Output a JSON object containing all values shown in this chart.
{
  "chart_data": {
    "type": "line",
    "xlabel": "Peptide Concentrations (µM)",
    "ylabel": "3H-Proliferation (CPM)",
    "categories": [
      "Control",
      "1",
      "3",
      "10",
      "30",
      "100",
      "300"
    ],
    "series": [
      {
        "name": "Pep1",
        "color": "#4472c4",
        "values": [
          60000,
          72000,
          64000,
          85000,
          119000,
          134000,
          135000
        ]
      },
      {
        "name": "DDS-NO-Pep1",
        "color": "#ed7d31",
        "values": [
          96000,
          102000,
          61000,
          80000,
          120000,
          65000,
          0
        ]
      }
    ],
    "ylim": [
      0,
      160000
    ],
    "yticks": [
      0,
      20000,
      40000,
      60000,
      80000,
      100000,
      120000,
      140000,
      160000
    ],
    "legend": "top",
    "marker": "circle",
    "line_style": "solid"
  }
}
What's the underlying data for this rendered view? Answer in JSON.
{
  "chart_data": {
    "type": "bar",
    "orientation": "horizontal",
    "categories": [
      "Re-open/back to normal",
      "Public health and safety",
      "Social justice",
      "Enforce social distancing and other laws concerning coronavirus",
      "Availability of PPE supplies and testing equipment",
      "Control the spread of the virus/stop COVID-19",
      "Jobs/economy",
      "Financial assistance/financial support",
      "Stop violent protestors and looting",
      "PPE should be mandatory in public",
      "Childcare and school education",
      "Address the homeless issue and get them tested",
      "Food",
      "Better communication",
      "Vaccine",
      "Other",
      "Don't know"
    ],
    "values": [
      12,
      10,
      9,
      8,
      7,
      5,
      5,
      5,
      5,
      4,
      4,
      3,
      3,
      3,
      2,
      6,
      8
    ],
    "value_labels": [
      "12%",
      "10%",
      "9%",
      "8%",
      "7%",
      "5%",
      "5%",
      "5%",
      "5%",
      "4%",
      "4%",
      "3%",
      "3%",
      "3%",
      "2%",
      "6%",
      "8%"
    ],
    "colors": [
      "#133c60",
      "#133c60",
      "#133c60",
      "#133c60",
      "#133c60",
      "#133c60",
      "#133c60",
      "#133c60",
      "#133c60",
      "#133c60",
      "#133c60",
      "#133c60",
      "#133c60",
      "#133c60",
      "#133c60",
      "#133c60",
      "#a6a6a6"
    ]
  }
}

***

Task statement:
The listing above is to be restated word for word.

Written solution:
Output a JSON object containing all values shown in this chart.
{
  "chart_data": {
    "type": "line",
    "xlabel": "Peptide Concentrations (µM)",
    "ylabel": "3H-Proliferation (CPM)",
    "categories": [
      "Control",
      "1",
      "3",
      "10",
      "30",
      "100",
      "300"
    ],
    "series": [
      {
        "name": "Pep1",
        "color": "#4472c4",
        "values": [
          60000,
          72000,
          64000,
          85000,
          119000,
          134000,
          135000
        ]
      },
      {
        "name": "DDS-NO-Pep1",
        "color": "#ed7d31",
        "values": [
          96000,
          102000,
          61000,
          80000,
          120000,
          65000,
          0
        ]
      }
    ],
    "ylim": [
      0,
      160000
    ],
    "yticks": [
      0,
      20000,
      40000,
      60000,
      80000,
      100000,
      120000,
      140000,
      160000
    ],
    "legend": "top",
    "marker": "circle",
    "line_style": "solid"
  }
}
What's the underlying data for this rendered view? Answer in JSON.
{
  "chart_data": {
    "type": "bar",
    "orientation": "horizontal",
    "categories": [
      "Re-open/back to normal",
      "Public health and safety",
      "Social justice",
      "Enforce social distancing and other laws concerning coronavirus",
      "Availability of PPE supplies and testing equipment",
      "Control the spread of the virus/stop COVID-19",
      "Jobs/economy",
      "Financial assistance/financial support",
      "Stop violent protestors and looting",
      "PPE should be mandatory in public",
      "Childcare and school education",
      "Address the homeless issue and get them tested",
      "Food",
      "Better communication",
      "Vaccine",
      "Other",
      "Don't know"
    ],
    "values": [
      12,
      10,
      9,
      8,
      7,
      5,
      5,
      5,
      5,
      4,
      4,
      3,
      3,
      3,
      2,
      6,
      8
    ],
    "value_labels": [
      "12%",
      "10%",
      "9%",
      "8%",
      "7%",
      "5%",
      "5%",
      "5%",
      "5%",
      "4%",
      "4%",
      "3%",
      "3%",
      "3%",
      "2%",
      "6%",
      "8%"
    ],
    "colors": [
      "#133c60",
      "#133c60",
      "#133c60",
      "#133c60",
      "#133c60",
      "#133c60",
      "#133c60",
      "#133c60",
      "#133c60",
      "#133c60",
      "#133c60",
      "#133c60",
      "#133c60",
      "#133c60",
      "#133c60",
      "#133c60",
      "#a6a6a6"
    ]
  }
}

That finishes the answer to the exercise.